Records
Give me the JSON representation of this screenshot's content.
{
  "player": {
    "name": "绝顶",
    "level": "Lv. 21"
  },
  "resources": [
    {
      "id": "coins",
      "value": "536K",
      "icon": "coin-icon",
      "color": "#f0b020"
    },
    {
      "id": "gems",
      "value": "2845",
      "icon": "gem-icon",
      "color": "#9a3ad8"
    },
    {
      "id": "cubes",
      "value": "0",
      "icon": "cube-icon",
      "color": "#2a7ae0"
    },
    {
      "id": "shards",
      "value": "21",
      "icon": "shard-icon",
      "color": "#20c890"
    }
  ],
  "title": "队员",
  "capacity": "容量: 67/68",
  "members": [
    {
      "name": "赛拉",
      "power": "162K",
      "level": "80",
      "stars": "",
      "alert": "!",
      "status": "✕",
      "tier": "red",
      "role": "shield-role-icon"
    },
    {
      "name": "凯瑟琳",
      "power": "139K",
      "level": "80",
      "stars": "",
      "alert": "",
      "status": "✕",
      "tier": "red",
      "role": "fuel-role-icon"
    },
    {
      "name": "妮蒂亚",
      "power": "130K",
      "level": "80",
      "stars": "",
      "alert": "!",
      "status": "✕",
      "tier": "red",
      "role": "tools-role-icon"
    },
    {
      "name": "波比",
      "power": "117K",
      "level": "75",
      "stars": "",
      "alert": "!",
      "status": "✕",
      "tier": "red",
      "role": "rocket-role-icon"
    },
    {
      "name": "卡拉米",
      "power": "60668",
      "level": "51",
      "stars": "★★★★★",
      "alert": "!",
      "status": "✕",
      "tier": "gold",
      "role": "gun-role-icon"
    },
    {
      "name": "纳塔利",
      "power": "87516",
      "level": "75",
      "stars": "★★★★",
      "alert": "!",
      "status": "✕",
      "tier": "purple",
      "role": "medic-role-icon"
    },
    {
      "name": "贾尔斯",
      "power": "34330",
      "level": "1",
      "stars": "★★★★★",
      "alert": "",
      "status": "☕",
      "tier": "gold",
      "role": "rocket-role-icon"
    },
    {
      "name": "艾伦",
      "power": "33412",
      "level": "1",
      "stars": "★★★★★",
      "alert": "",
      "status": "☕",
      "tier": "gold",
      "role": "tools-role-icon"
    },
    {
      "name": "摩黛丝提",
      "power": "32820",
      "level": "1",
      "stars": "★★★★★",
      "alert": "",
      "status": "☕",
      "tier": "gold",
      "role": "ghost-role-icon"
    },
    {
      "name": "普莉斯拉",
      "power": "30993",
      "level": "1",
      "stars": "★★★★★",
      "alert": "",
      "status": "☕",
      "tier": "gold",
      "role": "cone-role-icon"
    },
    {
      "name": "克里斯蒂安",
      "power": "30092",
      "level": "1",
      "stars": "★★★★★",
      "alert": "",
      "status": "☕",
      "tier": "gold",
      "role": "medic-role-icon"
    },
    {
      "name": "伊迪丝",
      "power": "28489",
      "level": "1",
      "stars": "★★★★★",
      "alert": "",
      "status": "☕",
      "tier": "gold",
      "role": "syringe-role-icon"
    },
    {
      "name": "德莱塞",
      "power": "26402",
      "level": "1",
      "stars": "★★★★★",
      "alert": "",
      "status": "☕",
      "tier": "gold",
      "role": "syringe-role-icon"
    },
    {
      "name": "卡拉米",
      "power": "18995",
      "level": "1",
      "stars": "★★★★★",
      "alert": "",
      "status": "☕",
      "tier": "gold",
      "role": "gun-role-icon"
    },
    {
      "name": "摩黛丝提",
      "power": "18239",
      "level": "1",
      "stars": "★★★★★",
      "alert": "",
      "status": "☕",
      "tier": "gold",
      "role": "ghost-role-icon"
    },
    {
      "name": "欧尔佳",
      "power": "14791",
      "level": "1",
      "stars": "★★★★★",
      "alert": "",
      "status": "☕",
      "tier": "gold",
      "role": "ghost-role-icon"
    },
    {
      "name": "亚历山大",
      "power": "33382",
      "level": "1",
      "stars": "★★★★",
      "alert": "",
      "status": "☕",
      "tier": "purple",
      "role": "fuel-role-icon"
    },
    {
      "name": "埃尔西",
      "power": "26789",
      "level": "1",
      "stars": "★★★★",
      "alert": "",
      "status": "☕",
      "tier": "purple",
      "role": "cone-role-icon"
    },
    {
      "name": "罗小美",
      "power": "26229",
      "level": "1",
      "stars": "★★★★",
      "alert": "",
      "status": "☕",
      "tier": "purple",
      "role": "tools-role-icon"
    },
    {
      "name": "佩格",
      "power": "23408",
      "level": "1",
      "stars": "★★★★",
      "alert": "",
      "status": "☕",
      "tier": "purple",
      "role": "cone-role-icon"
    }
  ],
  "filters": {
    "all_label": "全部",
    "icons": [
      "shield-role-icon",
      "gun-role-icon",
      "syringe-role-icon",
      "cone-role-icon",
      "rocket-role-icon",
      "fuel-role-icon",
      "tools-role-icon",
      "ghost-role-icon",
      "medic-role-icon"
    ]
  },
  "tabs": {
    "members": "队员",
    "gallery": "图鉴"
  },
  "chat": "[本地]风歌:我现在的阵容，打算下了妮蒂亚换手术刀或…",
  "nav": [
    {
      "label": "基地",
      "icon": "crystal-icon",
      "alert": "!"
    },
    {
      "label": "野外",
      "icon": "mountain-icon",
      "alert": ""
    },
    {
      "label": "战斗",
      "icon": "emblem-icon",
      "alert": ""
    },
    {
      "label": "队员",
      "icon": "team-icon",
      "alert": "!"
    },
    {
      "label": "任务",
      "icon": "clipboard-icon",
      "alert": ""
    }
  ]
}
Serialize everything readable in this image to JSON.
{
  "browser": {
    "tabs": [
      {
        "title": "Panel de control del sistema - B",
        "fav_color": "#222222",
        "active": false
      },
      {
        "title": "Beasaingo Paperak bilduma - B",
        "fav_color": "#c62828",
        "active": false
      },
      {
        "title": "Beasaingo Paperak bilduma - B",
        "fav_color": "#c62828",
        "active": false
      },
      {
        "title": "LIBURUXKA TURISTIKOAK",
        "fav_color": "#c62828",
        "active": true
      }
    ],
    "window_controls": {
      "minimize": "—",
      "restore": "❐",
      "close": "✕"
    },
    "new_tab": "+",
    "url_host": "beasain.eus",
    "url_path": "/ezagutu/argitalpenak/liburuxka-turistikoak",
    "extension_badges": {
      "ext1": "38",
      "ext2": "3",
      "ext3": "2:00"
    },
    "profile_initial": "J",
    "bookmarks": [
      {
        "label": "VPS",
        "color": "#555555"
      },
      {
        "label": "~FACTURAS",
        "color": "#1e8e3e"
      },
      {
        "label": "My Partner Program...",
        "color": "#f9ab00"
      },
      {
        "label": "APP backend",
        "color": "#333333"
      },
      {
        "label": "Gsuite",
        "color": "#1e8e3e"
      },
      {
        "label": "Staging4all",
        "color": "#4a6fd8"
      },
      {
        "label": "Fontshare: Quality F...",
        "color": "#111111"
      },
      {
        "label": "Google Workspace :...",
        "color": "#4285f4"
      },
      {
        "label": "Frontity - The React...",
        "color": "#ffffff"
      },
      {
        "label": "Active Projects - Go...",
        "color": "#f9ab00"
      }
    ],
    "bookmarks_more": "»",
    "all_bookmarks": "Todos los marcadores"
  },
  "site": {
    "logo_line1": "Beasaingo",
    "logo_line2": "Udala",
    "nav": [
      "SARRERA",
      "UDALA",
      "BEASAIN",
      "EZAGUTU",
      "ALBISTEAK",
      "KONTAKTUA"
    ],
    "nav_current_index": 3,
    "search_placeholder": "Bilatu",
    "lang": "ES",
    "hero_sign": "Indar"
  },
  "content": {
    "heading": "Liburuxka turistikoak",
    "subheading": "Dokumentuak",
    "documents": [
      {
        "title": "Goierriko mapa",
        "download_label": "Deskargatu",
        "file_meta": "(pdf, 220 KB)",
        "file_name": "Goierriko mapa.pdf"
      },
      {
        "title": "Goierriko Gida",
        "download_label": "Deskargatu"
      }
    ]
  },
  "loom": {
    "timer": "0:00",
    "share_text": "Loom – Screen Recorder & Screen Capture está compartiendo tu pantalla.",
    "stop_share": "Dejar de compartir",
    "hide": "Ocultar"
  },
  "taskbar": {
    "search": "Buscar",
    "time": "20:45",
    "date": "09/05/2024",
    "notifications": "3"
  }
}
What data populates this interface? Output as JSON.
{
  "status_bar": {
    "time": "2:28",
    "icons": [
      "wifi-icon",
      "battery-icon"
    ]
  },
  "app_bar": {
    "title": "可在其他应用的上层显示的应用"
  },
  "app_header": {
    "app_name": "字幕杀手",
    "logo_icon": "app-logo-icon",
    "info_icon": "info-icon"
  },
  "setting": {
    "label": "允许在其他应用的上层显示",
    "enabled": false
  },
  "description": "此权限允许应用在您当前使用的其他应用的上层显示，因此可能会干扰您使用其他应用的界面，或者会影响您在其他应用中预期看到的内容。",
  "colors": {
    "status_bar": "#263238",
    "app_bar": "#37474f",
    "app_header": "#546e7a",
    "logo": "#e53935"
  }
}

▶ [Task statement]
Give the lines from the one containing "What data populates" through the end of the entries again, exactly as written and with no other lines.

▶ [The completed task]
What data populates this interface? Output as JSON.
{
  "status_bar": {
    "time": "2:28",
    "icons": [
      "wifi-icon",
      "battery-icon"
    ]
  },
  "app_bar": {
    "title": "可在其他应用的上层显示的应用"
  },
  "app_header": {
    "app_name": "字幕杀手",
    "logo_icon": "app-logo-icon",
    "info_icon": "info-icon"
  },
  "setting": {
    "label": "允许在其他应用的上层显示",
    "enabled": false
  },
  "description": "此权限允许应用在您当前使用的其他应用的上层显示，因此可能会干扰您使用其他应用的界面，或者会影响您在其他应用中预期看到的内容。",
  "colors": {
    "status_bar": "#263238",
    "app_bar": "#37474f",
    "app_header": "#546e7a",
    "logo": "#e53935"
  }
}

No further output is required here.